▸ Trecho do texto
------------------------
A apenas 13 quilômetros da fronteira com a Ucrânia, o prefeito de um vilarejo na Moldova assistia pela televisão à cobertura da invasão russa no país vizinho. Ele brincava com uma caneta, tirando e pondo a tampa, enquanto olhava na tela o avanço russo em direção a Odessa, a cidade mais próxima da sua, na Ucrânia.

"Não consigo parar de assistir", disse o prefeito Alexander Nikitenko. "Se eles tomarem Odessa, está claro que virão para cá em seguida."

E se os russos chegarem tão longe, Nikitenko se perguntou, eles vão parar?

A bandeira da Moldávia voa sobre um acampamento temporário para refugiados ucranianos em Palanca, Moldávia, em 1º de março de 2022.
Acampamento para refugiados ucranianos em Palanca, em Moldova, com a bandeira do país - Laetitia Vancon - 1.mar.2022/The New York Times

Essas perguntas estão sendo feitas em toda a Europa Oriental em antigas repúblicas do bloco comunista como Moldova. A invasão russa da Ucrânia derrubou suposições sobre a ordem política após a Guerra Fria, fornecendo evidências claras de que o presidente da Rússia, Vladimir Putin, vê as fronteiras europeias como algo a ser redesenhado pela força.

Um país pobre, com 2,6 milhões de habitantes, espremido entre a Ucrânia e a Romênia, Moldova talvez seja o mais vulnerável. Ao contrário da Polônia e dos países bálticos, ela não é membro da Otan [aliança militar ocidental]. Também não é membro da União Europeia, mas apresentou um pedido apressado e de longo prazo na semana passada, algo semelhante a um sinalizador.

Mapa
Fronteiras da Ucrânia -

O mais problemático é que, duas décadas antes de os separatistas de língua russa escavarem um pedaço da Ucrânia, eles fizeram a mesma coisa na Moldova.
------------------------
▸ Linhas
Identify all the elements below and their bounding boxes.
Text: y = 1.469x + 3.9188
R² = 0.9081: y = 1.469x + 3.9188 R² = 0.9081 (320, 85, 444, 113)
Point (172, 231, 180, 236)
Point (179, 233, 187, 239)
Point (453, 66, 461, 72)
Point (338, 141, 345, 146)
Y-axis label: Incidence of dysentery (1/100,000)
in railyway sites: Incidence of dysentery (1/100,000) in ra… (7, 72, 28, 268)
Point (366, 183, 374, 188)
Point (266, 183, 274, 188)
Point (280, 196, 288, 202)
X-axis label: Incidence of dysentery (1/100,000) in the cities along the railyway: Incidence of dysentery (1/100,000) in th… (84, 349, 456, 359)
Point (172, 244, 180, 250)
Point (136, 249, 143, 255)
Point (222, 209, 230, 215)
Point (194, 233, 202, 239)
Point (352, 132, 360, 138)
------------------------
▸ Tarefas
A. Segundo o texto sobre Moldova e a invasão russa da Ucrânia, por que Moldova talvez seja o país mais vulnerável? Responda em até três frases.
B. Prossiga o texto sobre Moldova e a invasão russa da Ucrânia a partir da última frase apresentada.

▸ Respostas
A. Moldova é um país pobre, com 2,6 milhões de habitantes, espremido entre a Ucrânia e a Romênia. Ao contrário da Polônia e dos países bálticos, não é membro da Otan. Também não faz parte da União Europeia, embora tenha apresentado um pedido de adesão na semana anterior.

B.
Em 1992, separatistas apoiados por Moscou assumiram o controle de uma estreita faixa de terra de 400 km, conhecida como Transnístria, que percorre grande parte da margem leste do rio Dniester, bem como partes da margem oeste.

Eles também reivindicam bolsões de terra ainda controlados pela Moldova, incluindo a aldeia de Nikitenko, chamada Varnita.

A Transnístria nunca foi reconhecida internacionalmente —nem mesmo pela Rússia. Mas o país de Putin conserva 1.500 soldados lá, nominalmente para manter a paz e proteger um enorme estoque de munições da era soviética.

Se as forças russas avançarem para a fronteira da Moldova, alguns moldovos temem que a Rússia em breve reconheça a Transnístria, como fez com as autodeclaradas repúblicas separatistas da Ucrânia —dando a Moscou um pretexto semelhante para ocupá-la oficialmente—, ou talvez mais tarde a absorva em uma Ucrânia pró-Rússia ou na própria Rússia.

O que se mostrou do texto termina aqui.